### [CHALLENGE]
In the listing below, pick out lines with "exclusion".

***

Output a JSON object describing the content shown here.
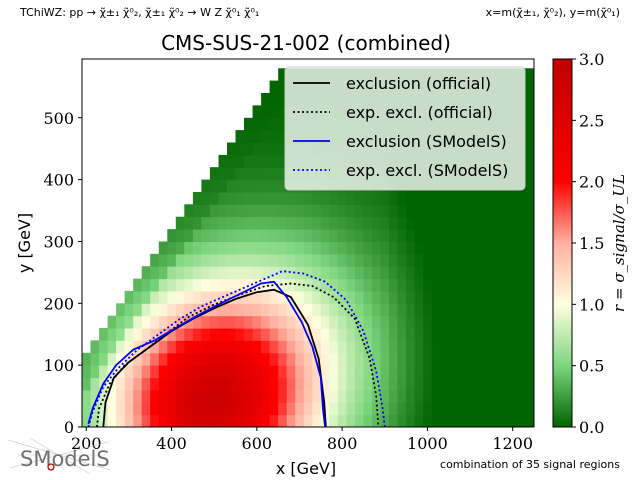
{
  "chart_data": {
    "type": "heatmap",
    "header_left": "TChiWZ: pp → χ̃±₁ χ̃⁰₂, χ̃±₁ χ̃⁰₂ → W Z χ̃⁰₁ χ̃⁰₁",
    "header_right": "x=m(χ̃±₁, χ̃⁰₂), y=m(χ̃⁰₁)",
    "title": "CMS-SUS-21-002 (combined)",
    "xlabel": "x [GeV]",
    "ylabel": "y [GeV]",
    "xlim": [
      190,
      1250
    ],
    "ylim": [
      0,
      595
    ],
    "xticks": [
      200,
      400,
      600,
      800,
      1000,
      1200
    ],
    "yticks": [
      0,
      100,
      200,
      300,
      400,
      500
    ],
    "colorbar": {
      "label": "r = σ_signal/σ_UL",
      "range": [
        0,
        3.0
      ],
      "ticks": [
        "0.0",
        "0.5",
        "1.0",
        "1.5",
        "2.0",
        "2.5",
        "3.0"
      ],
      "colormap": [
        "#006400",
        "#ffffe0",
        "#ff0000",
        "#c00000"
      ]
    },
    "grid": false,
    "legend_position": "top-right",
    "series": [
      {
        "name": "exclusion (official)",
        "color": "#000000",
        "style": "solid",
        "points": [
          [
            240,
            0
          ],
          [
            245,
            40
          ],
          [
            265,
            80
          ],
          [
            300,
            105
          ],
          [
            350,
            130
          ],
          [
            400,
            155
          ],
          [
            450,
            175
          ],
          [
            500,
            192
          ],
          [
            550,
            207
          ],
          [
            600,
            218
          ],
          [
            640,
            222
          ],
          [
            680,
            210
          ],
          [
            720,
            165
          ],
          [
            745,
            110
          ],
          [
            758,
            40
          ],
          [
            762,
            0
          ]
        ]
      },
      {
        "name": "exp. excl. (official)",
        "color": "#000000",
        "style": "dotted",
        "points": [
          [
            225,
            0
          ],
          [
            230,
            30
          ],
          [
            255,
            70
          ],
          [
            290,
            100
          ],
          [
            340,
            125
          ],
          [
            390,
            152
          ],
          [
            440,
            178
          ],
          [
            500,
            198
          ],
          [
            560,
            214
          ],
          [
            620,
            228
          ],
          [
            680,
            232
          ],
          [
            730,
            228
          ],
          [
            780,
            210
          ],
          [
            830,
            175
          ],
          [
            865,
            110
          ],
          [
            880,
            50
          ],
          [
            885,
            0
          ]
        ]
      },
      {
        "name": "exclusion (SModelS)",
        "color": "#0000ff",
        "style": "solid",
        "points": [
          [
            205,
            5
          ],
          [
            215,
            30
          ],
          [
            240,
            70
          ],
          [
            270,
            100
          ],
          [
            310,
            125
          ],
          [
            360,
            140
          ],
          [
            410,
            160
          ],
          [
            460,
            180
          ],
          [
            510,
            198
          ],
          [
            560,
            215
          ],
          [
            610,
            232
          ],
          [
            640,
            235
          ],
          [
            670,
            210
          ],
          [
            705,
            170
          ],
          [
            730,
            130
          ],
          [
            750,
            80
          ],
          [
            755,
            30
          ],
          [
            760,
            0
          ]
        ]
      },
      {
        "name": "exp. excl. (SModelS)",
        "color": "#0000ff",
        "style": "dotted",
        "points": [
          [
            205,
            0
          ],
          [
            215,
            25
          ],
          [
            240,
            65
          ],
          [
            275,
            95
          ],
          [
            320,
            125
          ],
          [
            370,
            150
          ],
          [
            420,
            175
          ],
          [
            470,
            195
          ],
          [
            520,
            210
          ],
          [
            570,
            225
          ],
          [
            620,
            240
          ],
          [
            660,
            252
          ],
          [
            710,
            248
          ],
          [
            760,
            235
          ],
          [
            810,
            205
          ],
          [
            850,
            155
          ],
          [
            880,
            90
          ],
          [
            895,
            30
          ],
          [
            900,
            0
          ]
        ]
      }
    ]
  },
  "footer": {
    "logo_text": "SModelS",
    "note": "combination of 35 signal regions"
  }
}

***

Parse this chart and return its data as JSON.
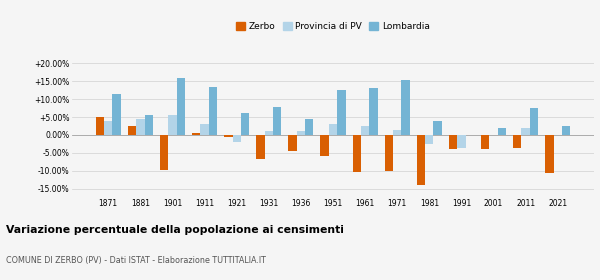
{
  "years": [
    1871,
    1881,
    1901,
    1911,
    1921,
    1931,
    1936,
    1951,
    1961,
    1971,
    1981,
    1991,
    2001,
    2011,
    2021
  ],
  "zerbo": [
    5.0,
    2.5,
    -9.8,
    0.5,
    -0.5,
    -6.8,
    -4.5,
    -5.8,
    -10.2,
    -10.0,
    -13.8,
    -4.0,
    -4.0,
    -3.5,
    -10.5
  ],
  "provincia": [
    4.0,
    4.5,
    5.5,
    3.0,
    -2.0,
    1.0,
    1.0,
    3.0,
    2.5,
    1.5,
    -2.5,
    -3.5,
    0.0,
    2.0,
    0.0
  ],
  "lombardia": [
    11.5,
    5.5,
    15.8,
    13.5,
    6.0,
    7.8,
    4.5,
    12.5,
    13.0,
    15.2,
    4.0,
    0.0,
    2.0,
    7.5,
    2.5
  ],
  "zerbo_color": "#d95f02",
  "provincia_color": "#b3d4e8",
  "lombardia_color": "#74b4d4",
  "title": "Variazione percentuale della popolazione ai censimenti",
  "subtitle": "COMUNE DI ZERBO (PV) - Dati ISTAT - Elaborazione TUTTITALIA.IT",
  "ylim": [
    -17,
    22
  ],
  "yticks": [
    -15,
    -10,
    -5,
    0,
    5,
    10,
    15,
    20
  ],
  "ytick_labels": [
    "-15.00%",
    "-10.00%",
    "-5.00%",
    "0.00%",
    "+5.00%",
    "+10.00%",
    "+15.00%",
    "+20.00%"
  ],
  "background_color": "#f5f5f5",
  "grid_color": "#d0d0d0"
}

***

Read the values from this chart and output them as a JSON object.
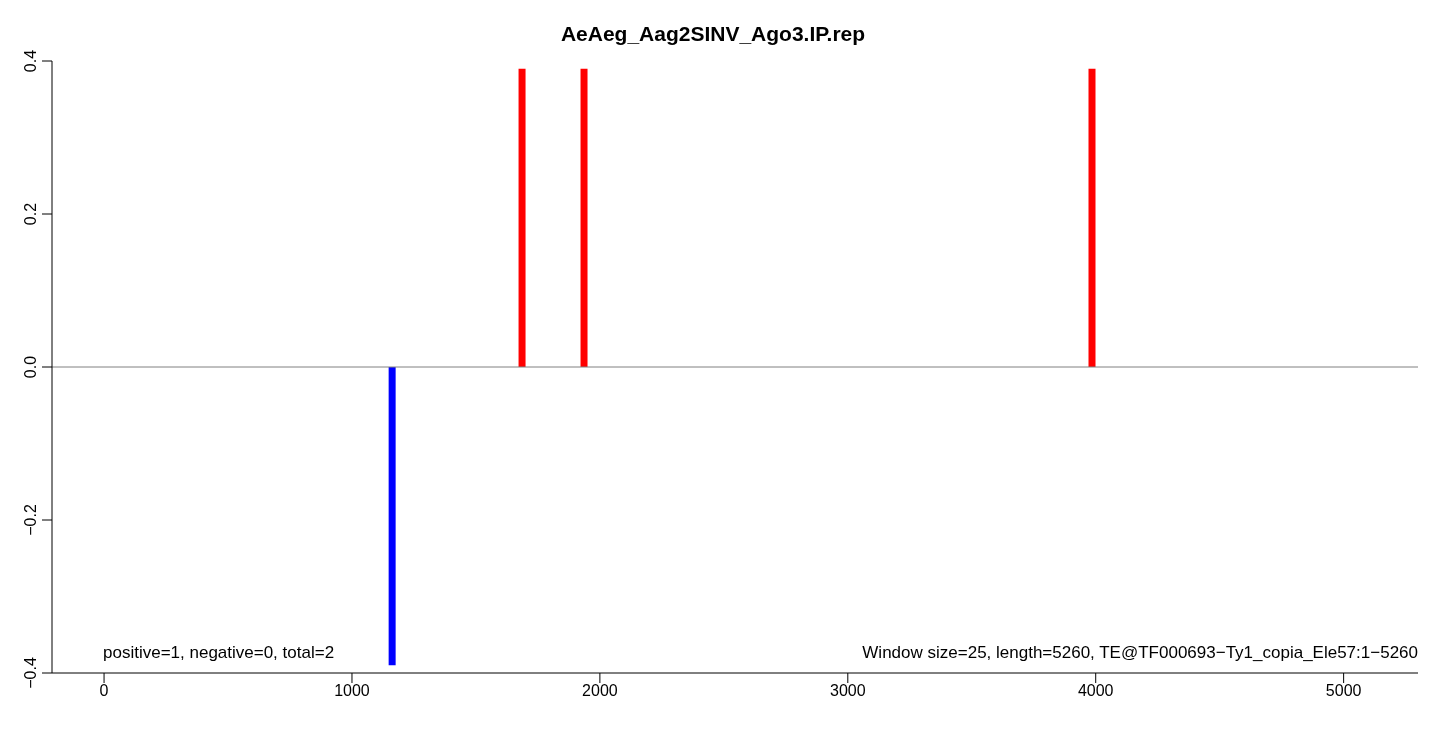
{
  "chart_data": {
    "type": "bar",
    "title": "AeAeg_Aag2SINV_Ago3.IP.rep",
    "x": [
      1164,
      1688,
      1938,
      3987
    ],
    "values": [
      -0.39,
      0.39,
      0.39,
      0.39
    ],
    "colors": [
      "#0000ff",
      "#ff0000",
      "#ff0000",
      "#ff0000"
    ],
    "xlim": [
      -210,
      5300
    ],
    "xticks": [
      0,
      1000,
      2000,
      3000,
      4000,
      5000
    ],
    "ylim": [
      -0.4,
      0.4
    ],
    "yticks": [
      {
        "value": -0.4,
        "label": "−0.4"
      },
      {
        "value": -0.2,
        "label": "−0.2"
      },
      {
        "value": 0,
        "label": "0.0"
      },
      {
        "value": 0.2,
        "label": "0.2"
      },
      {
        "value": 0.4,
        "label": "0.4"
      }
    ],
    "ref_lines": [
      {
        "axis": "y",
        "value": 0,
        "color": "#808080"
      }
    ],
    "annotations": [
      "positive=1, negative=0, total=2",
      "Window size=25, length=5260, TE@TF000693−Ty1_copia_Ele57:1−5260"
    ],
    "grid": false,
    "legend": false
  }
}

***

### [CORRECT RESPONSE]
        "name": "exclusion (official)",
        "name": "exclusion (SModelS)",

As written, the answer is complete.